# Start of SUPPLIED DATA

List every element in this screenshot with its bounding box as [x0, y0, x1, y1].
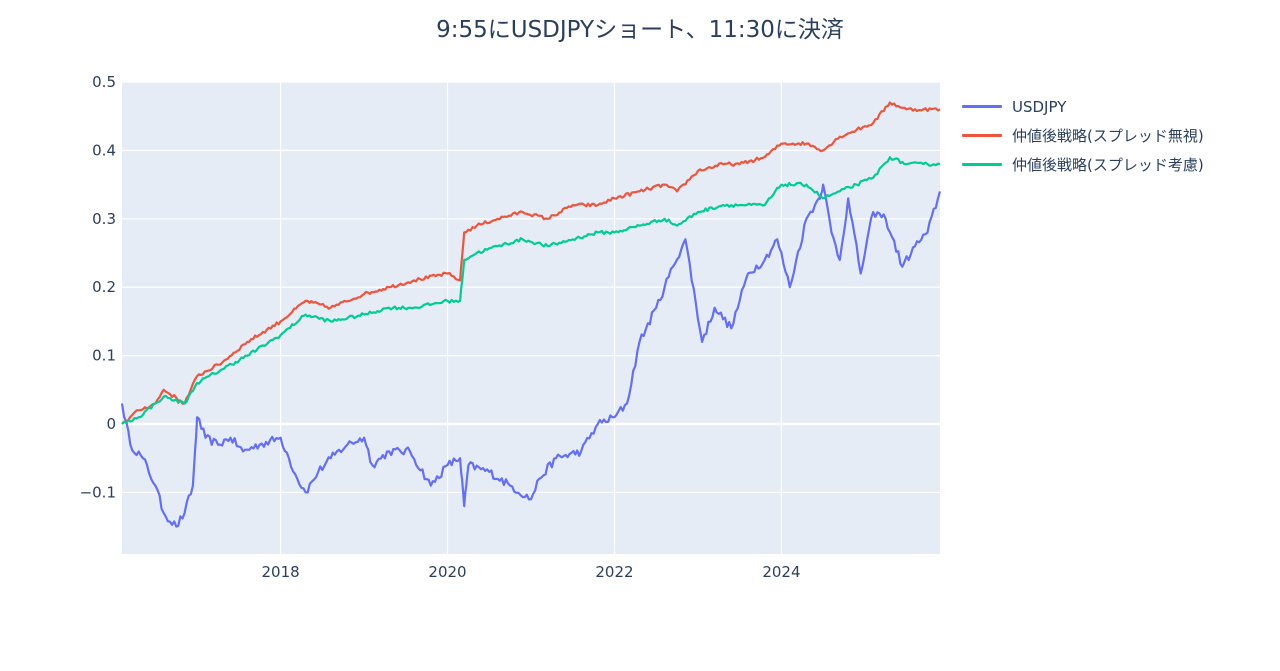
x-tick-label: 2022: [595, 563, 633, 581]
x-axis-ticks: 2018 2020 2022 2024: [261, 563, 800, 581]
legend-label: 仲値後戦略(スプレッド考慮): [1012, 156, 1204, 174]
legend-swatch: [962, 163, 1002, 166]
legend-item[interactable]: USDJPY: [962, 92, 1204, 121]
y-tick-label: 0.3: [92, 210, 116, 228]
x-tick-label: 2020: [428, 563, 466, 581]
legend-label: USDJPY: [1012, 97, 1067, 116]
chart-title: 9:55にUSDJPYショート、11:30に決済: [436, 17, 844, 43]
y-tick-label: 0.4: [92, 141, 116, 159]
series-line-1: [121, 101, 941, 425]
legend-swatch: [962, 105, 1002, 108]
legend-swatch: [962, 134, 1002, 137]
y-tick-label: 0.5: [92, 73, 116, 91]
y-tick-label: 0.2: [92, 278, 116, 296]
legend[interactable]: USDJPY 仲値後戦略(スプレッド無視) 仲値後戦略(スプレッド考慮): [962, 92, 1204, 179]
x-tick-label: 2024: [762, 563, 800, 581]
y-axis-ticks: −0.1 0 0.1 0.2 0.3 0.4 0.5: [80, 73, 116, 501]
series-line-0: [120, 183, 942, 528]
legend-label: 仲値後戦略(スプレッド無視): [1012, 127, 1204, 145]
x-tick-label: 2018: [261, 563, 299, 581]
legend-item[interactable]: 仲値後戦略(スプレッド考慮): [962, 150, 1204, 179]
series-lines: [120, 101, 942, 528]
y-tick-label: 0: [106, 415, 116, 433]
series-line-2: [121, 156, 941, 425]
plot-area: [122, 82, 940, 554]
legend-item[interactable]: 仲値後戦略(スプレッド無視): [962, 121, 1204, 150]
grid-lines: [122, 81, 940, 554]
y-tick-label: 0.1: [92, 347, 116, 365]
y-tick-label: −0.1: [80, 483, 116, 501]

# End of SUPPLIED DATA

* [AIM OF THE EXERCISE]
Rewrite the rows above with every occurrence of "legend-swatch" replaced by "legend-marker", leaving everything else unchanged. Omit the picture from your output.

* [REPLY]
List every element in this screenshot with its bounding box as [x0, y0, x1, y1].
x-tick-label: 2022: [595, 563, 633, 581]
x-axis-ticks: 2018 2020 2022 2024: [261, 563, 800, 581]
legend-label: 仲値後戦略(スプレッド考慮): [1012, 156, 1204, 174]
legend-marker: [962, 163, 1002, 166]
legend-item[interactable]: USDJPY: [962, 92, 1204, 121]
y-tick-label: 0.3: [92, 210, 116, 228]
x-tick-label: 2020: [428, 563, 466, 581]
legend-label: USDJPY: [1012, 97, 1067, 116]
chart-title: 9:55にUSDJPYショート、11:30に決済: [436, 17, 844, 43]
y-tick-label: 0.4: [92, 141, 116, 159]
series-line-1: [121, 101, 941, 425]
legend-marker: [962, 105, 1002, 108]
legend-marker: [962, 134, 1002, 137]
y-tick-label: 0.5: [92, 73, 116, 91]
y-tick-label: 0.2: [92, 278, 116, 296]
legend[interactable]: USDJPY 仲値後戦略(スプレッド無視) 仲値後戦略(スプレッド考慮): [962, 92, 1204, 179]
x-tick-label: 2024: [762, 563, 800, 581]
y-axis-ticks: −0.1 0 0.1 0.2 0.3 0.4 0.5: [80, 73, 116, 501]
series-line-0: [120, 183, 942, 528]
legend-label: 仲値後戦略(スプレッド無視): [1012, 127, 1204, 145]
x-tick-label: 2018: [261, 563, 299, 581]
legend-item[interactable]: 仲値後戦略(スプレッド考慮): [962, 150, 1204, 179]
series-lines: [120, 101, 942, 528]
y-tick-label: 0: [106, 415, 116, 433]
series-line-2: [121, 156, 941, 425]
plot-area: [122, 82, 940, 554]
legend-item[interactable]: 仲値後戦略(スプレッド無視): [962, 121, 1204, 150]
grid-lines: [122, 81, 940, 554]
y-tick-label: 0.1: [92, 347, 116, 365]
y-tick-label: −0.1: [80, 483, 116, 501]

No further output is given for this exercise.